## Your objective
Of all the lines here, how many include the string "Kanal"? Answer with the number only.

## Given records
::::

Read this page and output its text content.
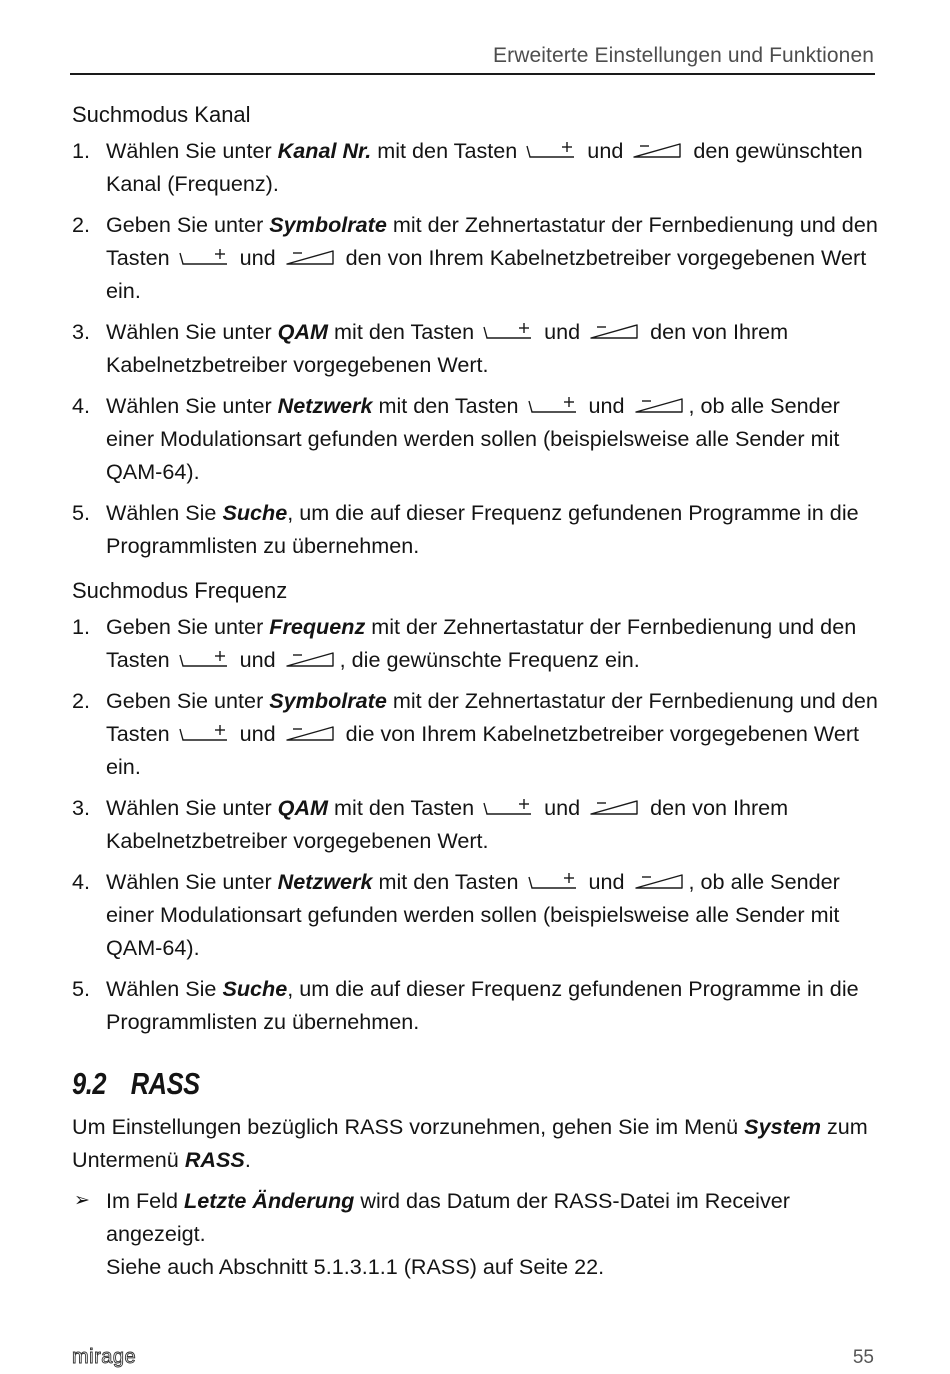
Erweiterte Einstellungen und Funktionen
Suchmodus Kanal
1. Wählen Sie unter Kanal Nr. mit den Tasten	und	den gewünschten Kanal (Frequenz).
2. Geben Sie unter Symbolrate mit der Zehnertastatur der Fernbedienung und den Tasten	und	den von Ihrem Kabelnetzbetreiber vorgegebenen Wert ein.
3. Wählen Sie unter QAM mit den Tasten	und	den von Ihrem Kabelnetzbetreiber vorgegebenen Wert.
4. Wählen Sie unter Netzwerk mit den Tasten	und	, ob alle Sender einer Modulationsart gefunden werden sollen (beispielsweise alle Sender mit QAM-64).
5. Wählen Sie Suche, um die auf dieser Frequenz gefundenen Programme in die Programmlisten zu übernehmen.
Suchmodus Frequenz
1. Geben Sie unter Frequenz mit der Zehnertastatur der Fernbedienung und den Tasten	und	, die gewünschte Frequenz ein.
2. Geben Sie unter Symbolrate mit der Zehnertastatur der Fernbedienung und den Tasten	und	die von Ihrem Kabelnetzbetreiber vorgegebenen Wert ein.
3. Wählen Sie unter QAM mit den Tasten	und	den von Ihrem Kabelnetzbetreiber vorgegebenen Wert.
4. Wählen Sie unter Netzwerk mit den Tasten	und	, ob alle Sender einer Modulationsart gefunden werden sollen (beispielsweise alle Sender mit QAM-64).
5. Wählen Sie Suche, um die auf dieser Frequenz gefundenen Programme in die Programmlisten zu übernehmen.
9.2 RASS

Um Einstellungen bezüglich RASS vorzunehmen, gehen Sie im Menü System zum Untermenü RASS.

➢ Im Feld Letzte Änderung wird das Datum der RASS-Datei im Receiver angezeigt.
Siehe auch Abschnitt 5.1.3.1.1 (RASS) auf Seite 22.
mirage	55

::::

## Full response
2